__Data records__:

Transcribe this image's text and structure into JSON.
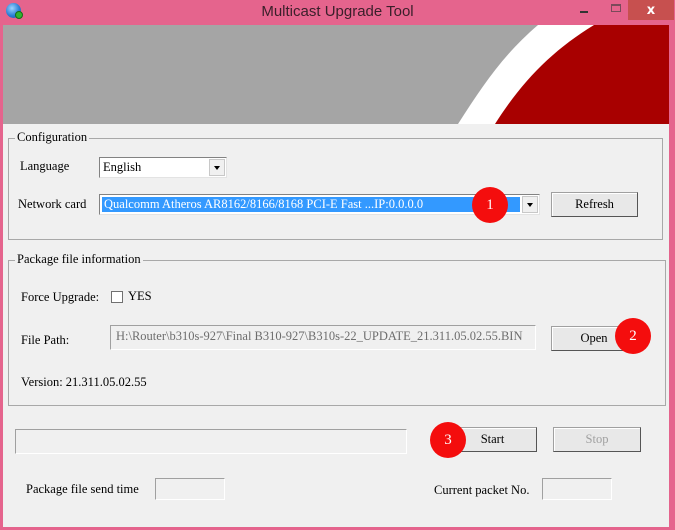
{
  "window": {
    "title": "Multicast Upgrade Tool",
    "icon": "globe-network-icon",
    "controls": {
      "minimize": "minimize",
      "maximize": "maximize",
      "close": "x"
    },
    "colors": {
      "frame": "#e5648d",
      "close": "#c7504f",
      "banner_gray": "#a5a5a5",
      "banner_red": "#a80000"
    }
  },
  "configuration": {
    "legend": "Configuration",
    "language_label": "Language",
    "language_value": "English",
    "network_card_label": "Network card",
    "network_card_value": "Qualcomm Atheros AR8162/8166/8168 PCI-E Fast ...IP:0.0.0.0",
    "refresh_label": "Refresh"
  },
  "package": {
    "legend": "Package file information",
    "force_upgrade_label": "Force Upgrade:",
    "force_upgrade_option": "YES",
    "force_upgrade_checked": false,
    "file_path_label": "File Path:",
    "file_path_value": "H:\\Router\\b310s-927\\Final B310-927\\B310s-22_UPDATE_21.311.05.02.55.BIN",
    "open_label": "Open",
    "version_text": "Version: 21.311.05.02.55"
  },
  "transfer": {
    "progress": 0,
    "start_label": "Start",
    "stop_label": "Stop",
    "send_time_label": "Package file send time",
    "send_time_value": "",
    "packet_label": "Current packet No.",
    "packet_value": ""
  },
  "annotations": [
    {
      "number": "1",
      "color": "#f40d0d"
    },
    {
      "number": "2",
      "color": "#f40d0d"
    },
    {
      "number": "3",
      "color": "#f40d0d"
    }
  ]
}
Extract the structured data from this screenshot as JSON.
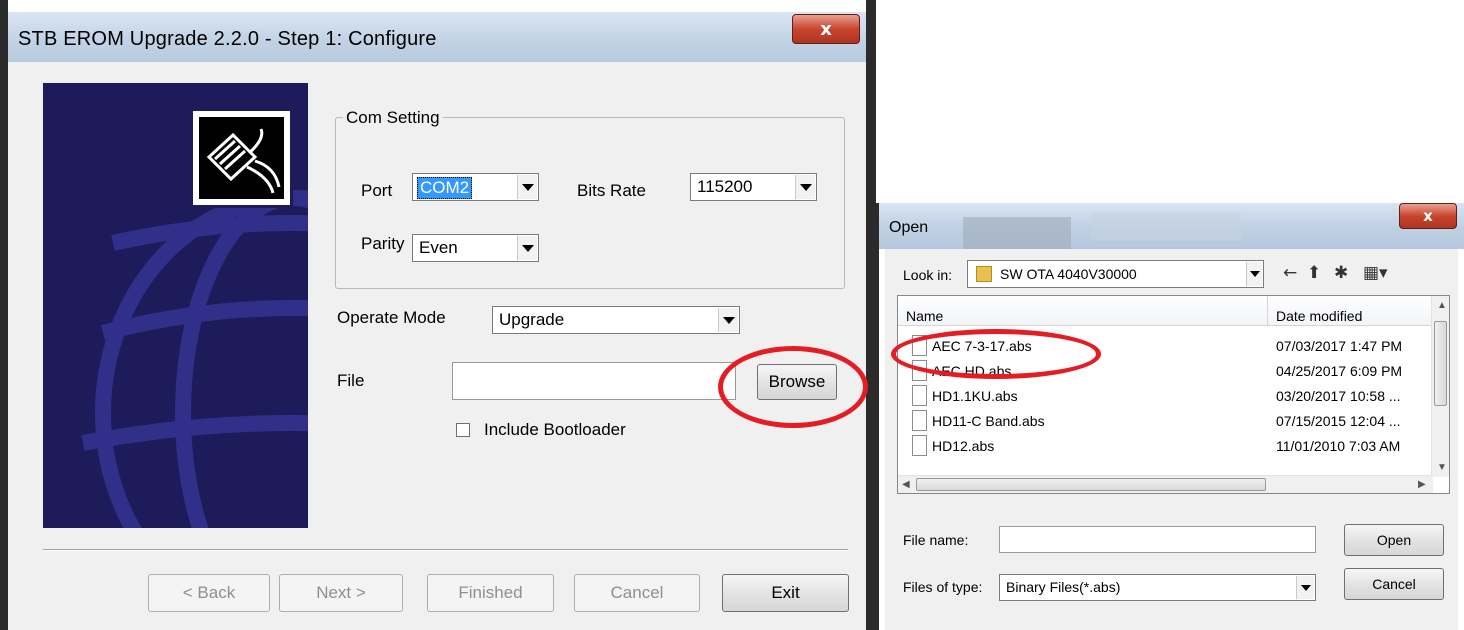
{
  "wizard": {
    "title": "STB EROM Upgrade 2.2.0  - Step 1: Configure",
    "close_glyph": "x",
    "com_setting": {
      "legend": "Com Setting",
      "port_label": "Port",
      "port_value": "COM2",
      "bits_rate_label": "Bits Rate",
      "bits_rate_value": "115200",
      "parity_label": "Parity",
      "parity_value": "Even"
    },
    "operate_mode_label": "Operate Mode",
    "operate_mode_value": "Upgrade",
    "file_label": "File",
    "file_value": "",
    "browse_label": "Browse",
    "include_bootloader_label": "Include Bootloader",
    "include_bootloader_checked": false,
    "buttons": {
      "back": "< Back",
      "next": "Next >",
      "finished": "Finished",
      "cancel": "Cancel",
      "exit": "Exit"
    }
  },
  "open_dialog": {
    "title": "Open",
    "close_glyph": "x",
    "look_in_label": "Look in:",
    "look_in_value": "SW OTA 4040V30000",
    "toolbar_icons": [
      "back-arrow-icon",
      "up-folder-icon",
      "new-folder-icon",
      "view-menu-icon"
    ],
    "columns": {
      "name": "Name",
      "date_modified": "Date modified"
    },
    "files": [
      {
        "name": "AEC 7-3-17.abs",
        "date": "07/03/2017 1:47 PM"
      },
      {
        "name": "AEC HD.abs",
        "date": "04/25/2017 6:09 PM"
      },
      {
        "name": "HD1.1KU.abs",
        "date": "03/20/2017 10:58 ..."
      },
      {
        "name": "HD11-C Band.abs",
        "date": "07/15/2015 12:04 ..."
      },
      {
        "name": "HD12.abs",
        "date": "11/01/2010 7:03 AM"
      }
    ],
    "file_name_label": "File name:",
    "file_name_value": "",
    "files_of_type_label": "Files of type:",
    "files_of_type_value": "Binary Files(*.abs)",
    "open_button": "Open",
    "cancel_button": "Cancel"
  },
  "annotation_color": "#e41d25"
}
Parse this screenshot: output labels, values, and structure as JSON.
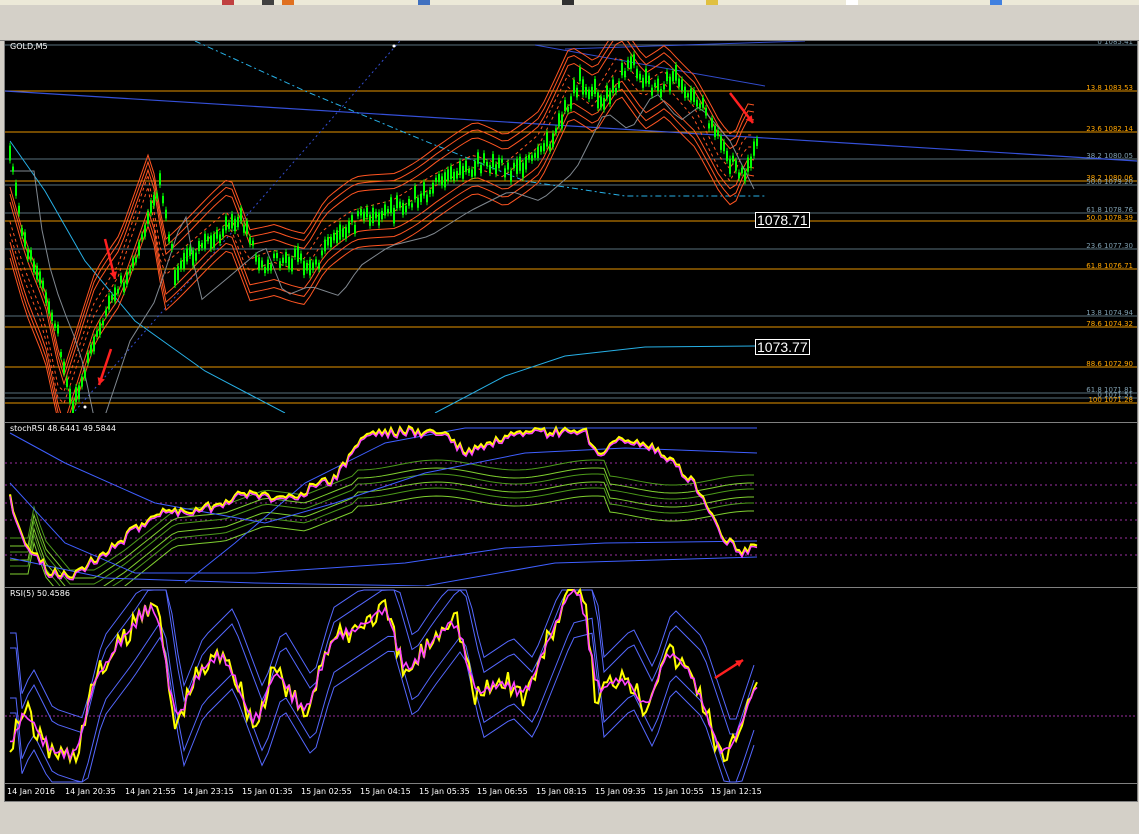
{
  "window": {
    "symbol_label": "GOLD,M5"
  },
  "colors": {
    "background": "#000000",
    "bull_candle": "#00ff00",
    "fib_orange": "#ffa500",
    "fib_gray": "#7f9fb0",
    "bollinger": "#ff5522",
    "trendline": "#3f5fff",
    "ma_cyan": "#27b0e6",
    "stoch_yellow": "#ffff00",
    "stoch_magenta": "#ff44ff",
    "arrow_red": "#ff2020",
    "dotted_purple": "#9a2ea0"
  },
  "price_pane": {
    "price_boxes": [
      "1078.71",
      "1073.77"
    ],
    "fib_labels": [
      {
        "text": "0 1085.41",
        "color": "#7f9fb0"
      },
      {
        "text": "13.8 1083.53",
        "color": "#ffa500"
      },
      {
        "text": "23.6 1082.14",
        "color": "#ffa500"
      },
      {
        "text": "38.2 1080.05",
        "color": "#7f9fb0"
      },
      {
        "text": "38.2 1080.06",
        "color": "#ffa500"
      },
      {
        "text": "50.0 1079.20",
        "color": "#7f9fb0"
      },
      {
        "text": "61.8 1078.76",
        "color": "#7f9fb0"
      },
      {
        "text": "50.0 1078.39",
        "color": "#ffa500"
      },
      {
        "text": "23.6 1077.30",
        "color": "#7f9fb0"
      },
      {
        "text": "61.8 1076.71",
        "color": "#ffa500"
      },
      {
        "text": "13.8 1074.94",
        "color": "#7f9fb0"
      },
      {
        "text": "78.6 1074.32",
        "color": "#ffa500"
      },
      {
        "text": "88.6 1072.90",
        "color": "#ffa500"
      },
      {
        "text": "61.8 1071.81",
        "color": "#7f9fb0"
      },
      {
        "text": "0 1071.51",
        "color": "#7f9fb0"
      },
      {
        "text": "100 1071.28",
        "color": "#ffa500"
      }
    ]
  },
  "stoch_pane": {
    "label": "stochRSI 48.6441 49.5844"
  },
  "rsi_pane": {
    "label": "RSI(5) 50.4586"
  },
  "time_axis": [
    "14 Jan 2016",
    "14 Jan 20:35",
    "14 Jan 21:55",
    "14 Jan 23:15",
    "15 Jan 01:35",
    "15 Jan 02:55",
    "15 Jan 04:15",
    "15 Jan 05:35",
    "15 Jan 06:55",
    "15 Jan 08:15",
    "15 Jan 09:35",
    "15 Jan 10:55",
    "15 Jan 12:15"
  ]
}
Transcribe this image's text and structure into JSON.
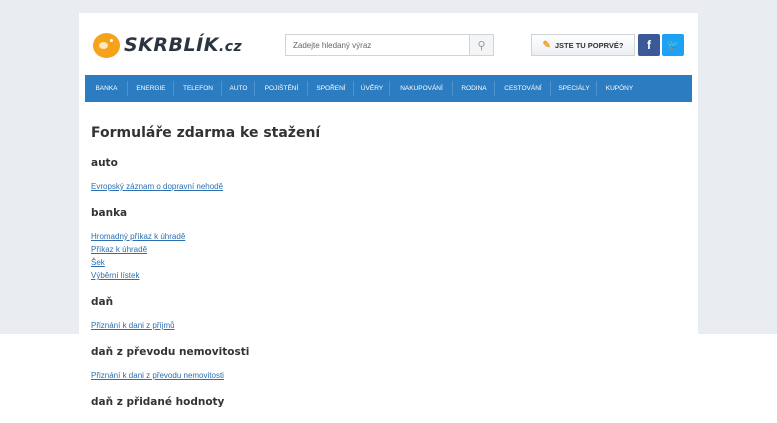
{
  "header": {
    "logo_text": "SKRBLÍK",
    "logo_tld": ".cz",
    "search": {
      "placeholder": "Zadejte hledaný výraz"
    },
    "first_visit_label": "JSTE TU POPRVÉ?",
    "facebook_label": "f",
    "twitter_label": "🐦"
  },
  "nav": {
    "items": [
      "BANKA",
      "ENERGIE",
      "TELEFON",
      "AUTO",
      "POJIŠTĚNÍ",
      "SPOŘENÍ",
      "ÚVĚRY",
      "NAKUPOVÁNÍ",
      "RODINA",
      "CESTOVÁNÍ",
      "SPECIÁLY",
      "KUPÓNY"
    ]
  },
  "main": {
    "title": "Formuláře zdarma ke stažení",
    "sections": [
      {
        "title": "auto",
        "links": [
          "Evropský záznam o dopravní nehodě"
        ]
      },
      {
        "title": "banka",
        "links": [
          "Hromadný příkaz k úhradě",
          "Příkaz k úhradě",
          "Šek",
          "Výběrní lístek"
        ]
      },
      {
        "title": "daň",
        "links": [
          "Přiznání k dani z příjmů"
        ]
      },
      {
        "title": "daň z převodu nemovitosti",
        "links": [
          "Přiznání k dani z převodu nemovitosti"
        ]
      },
      {
        "title": "daň z přidané hodnoty",
        "links": []
      }
    ]
  },
  "colors": {
    "nav_bg": "#2b7cc0",
    "link": "#2a6fb0",
    "logo_accent": "#f7a21b",
    "facebook": "#3b5998",
    "twitter": "#1da1f2"
  }
}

__GOAL OF THE EXERCISE__: Considering only the records above, state the number of lines that include the word "dani", with nothing added.

__RESULT FOR THIS EXERCISE__: 2